-- Dataset entries --

◆ ◆ ◆ ◆ ◆ ◆ ◆

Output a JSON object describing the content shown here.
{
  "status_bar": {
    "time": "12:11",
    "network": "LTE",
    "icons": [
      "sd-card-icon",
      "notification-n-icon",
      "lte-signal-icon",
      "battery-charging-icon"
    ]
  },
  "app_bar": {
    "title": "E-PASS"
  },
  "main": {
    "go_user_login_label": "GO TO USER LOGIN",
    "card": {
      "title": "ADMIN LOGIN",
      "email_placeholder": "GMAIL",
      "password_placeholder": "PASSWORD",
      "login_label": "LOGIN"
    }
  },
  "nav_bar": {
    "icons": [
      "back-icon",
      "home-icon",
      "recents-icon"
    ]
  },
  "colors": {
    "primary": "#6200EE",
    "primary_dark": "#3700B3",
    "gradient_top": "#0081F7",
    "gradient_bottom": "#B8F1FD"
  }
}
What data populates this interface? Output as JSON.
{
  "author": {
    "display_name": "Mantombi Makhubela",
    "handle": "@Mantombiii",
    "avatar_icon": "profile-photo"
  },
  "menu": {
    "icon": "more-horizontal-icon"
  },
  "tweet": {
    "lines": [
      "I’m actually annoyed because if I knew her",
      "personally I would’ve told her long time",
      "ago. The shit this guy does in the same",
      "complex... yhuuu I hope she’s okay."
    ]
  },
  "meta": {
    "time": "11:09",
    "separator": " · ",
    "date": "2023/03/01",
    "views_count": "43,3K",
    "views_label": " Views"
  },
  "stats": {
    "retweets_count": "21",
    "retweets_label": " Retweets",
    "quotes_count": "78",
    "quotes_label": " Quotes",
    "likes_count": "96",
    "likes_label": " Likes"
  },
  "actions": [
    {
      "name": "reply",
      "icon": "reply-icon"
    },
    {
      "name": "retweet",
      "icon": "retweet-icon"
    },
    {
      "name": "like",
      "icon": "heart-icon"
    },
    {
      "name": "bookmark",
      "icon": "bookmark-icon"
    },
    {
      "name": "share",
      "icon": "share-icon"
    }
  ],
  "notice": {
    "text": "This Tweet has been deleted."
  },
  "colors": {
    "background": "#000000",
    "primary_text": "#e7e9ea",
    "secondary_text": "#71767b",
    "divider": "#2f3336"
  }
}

◆ ◆ ◆ ◆ ◆ ◆ ◆

-- Task prompt --
Determine how many lines include the string "JSON". Give no answer but the number.

-- Expected answer --
2